┌─ Records shown

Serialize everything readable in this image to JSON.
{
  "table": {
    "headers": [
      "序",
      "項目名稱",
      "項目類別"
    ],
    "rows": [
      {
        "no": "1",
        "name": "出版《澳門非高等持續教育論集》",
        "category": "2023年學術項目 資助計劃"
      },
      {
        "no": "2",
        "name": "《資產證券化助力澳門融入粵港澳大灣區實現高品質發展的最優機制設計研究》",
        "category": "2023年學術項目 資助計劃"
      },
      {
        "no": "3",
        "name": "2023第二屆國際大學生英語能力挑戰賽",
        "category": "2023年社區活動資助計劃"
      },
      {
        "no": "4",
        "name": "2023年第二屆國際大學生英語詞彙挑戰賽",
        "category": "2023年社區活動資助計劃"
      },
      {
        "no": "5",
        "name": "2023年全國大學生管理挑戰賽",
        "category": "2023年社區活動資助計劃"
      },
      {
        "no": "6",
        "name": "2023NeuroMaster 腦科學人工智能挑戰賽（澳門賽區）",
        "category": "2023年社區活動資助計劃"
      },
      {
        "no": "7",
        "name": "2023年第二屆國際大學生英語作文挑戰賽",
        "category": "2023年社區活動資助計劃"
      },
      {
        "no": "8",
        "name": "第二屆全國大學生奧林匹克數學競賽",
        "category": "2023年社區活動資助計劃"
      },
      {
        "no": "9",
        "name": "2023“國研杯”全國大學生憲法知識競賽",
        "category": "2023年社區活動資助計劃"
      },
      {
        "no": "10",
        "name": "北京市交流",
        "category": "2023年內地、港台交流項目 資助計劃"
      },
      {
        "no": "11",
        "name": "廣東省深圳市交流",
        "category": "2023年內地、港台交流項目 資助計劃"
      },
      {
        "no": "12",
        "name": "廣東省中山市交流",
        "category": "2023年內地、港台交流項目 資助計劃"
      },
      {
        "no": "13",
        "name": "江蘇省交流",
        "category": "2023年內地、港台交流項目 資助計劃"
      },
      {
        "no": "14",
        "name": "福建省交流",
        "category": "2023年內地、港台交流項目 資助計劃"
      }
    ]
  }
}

└─

> Directions for this task
Repeat the material above in full, keeping every word.

> Task answer
Serialize everything readable in this image to JSON.
{
  "table": {
    "headers": [
      "序",
      "項目名稱",
      "項目類別"
    ],
    "rows": [
      {
        "no": "1",
        "name": "出版《澳門非高等持續教育論集》",
        "category": "2023年學術項目 資助計劃"
      },
      {
        "no": "2",
        "name": "《資產證券化助力澳門融入粵港澳大灣區實現高品質發展的最優機制設計研究》",
        "category": "2023年學術項目 資助計劃"
      },
      {
        "no": "3",
        "name": "2023第二屆國際大學生英語能力挑戰賽",
        "category": "2023年社區活動資助計劃"
      },
      {
        "no": "4",
        "name": "2023年第二屆國際大學生英語詞彙挑戰賽",
        "category": "2023年社區活動資助計劃"
      },
      {
        "no": "5",
        "name": "2023年全國大學生管理挑戰賽",
        "category": "2023年社區活動資助計劃"
      },
      {
        "no": "6",
        "name": "2023NeuroMaster 腦科學人工智能挑戰賽（澳門賽區）",
        "category": "2023年社區活動資助計劃"
      },
      {
        "no": "7",
        "name": "2023年第二屆國際大學生英語作文挑戰賽",
        "category": "2023年社區活動資助計劃"
      },
      {
        "no": "8",
        "name": "第二屆全國大學生奧林匹克數學競賽",
        "category": "2023年社區活動資助計劃"
      },
      {
        "no": "9",
        "name": "2023“國研杯”全國大學生憲法知識競賽",
        "category": "2023年社區活動資助計劃"
      },
      {
        "no": "10",
        "name": "北京市交流",
        "category": "2023年內地、港台交流項目 資助計劃"
      },
      {
        "no": "11",
        "name": "廣東省深圳市交流",
        "category": "2023年內地、港台交流項目 資助計劃"
      },
      {
        "no": "12",
        "name": "廣東省中山市交流",
        "category": "2023年內地、港台交流項目 資助計劃"
      },
      {
        "no": "13",
        "name": "江蘇省交流",
        "category": "2023年內地、港台交流項目 資助計劃"
      },
      {
        "no": "14",
        "name": "福建省交流",
        "category": "2023年內地、港台交流項目 資助計劃"
      }
    ]
  }
}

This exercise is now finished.